▶ [Instructions for the task]: Repeat every line below exactly as it reads.
* START Input data *
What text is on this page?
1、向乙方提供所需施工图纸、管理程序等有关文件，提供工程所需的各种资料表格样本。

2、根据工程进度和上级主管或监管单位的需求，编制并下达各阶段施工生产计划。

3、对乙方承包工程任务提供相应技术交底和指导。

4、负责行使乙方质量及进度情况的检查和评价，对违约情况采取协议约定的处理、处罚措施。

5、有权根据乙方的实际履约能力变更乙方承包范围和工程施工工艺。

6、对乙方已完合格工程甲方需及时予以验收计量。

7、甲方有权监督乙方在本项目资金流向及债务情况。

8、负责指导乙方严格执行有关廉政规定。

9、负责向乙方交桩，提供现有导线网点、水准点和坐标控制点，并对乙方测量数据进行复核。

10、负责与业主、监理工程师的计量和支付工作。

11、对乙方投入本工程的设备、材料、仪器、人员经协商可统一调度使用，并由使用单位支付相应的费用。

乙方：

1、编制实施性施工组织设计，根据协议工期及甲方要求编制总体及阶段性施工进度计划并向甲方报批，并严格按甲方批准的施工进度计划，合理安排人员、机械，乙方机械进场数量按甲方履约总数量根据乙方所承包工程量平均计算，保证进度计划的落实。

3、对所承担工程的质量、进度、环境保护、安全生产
* END Input data *
▶ [Result]:
What text is on this page?
1、向乙方提供所需施工图纸、管理程序等有关文件，提供工程所需的各种资料表格样本。

2、根据工程进度和上级主管或监管单位的需求，编制并下达各阶段施工生产计划。

3、对乙方承包工程任务提供相应技术交底和指导。

4、负责行使乙方质量及进度情况的检查和评价，对违约情况采取协议约定的处理、处罚措施。

5、有权根据乙方的实际履约能力变更乙方承包范围和工程施工工艺。

6、对乙方已完合格工程甲方需及时予以验收计量。

7、甲方有权监督乙方在本项目资金流向及债务情况。

8、负责指导乙方严格执行有关廉政规定。

9、负责向乙方交桩，提供现有导线网点、水准点和坐标控制点，并对乙方测量数据进行复核。

10、负责与业主、监理工程师的计量和支付工作。

11、对乙方投入本工程的设备、材料、仪器、人员经协商可统一调度使用，并由使用单位支付相应的费用。

乙方：

1、编制实施性施工组织设计，根据协议工期及甲方要求编制总体及阶段性施工进度计划并向甲方报批，并严格按甲方批准的施工进度计划，合理安排人员、机械，乙方机械进场数量按甲方履约总数量根据乙方所承包工程量平均计算，保证进度计划的落实。

3、对所承担工程的质量、进度、环境保护、安全生产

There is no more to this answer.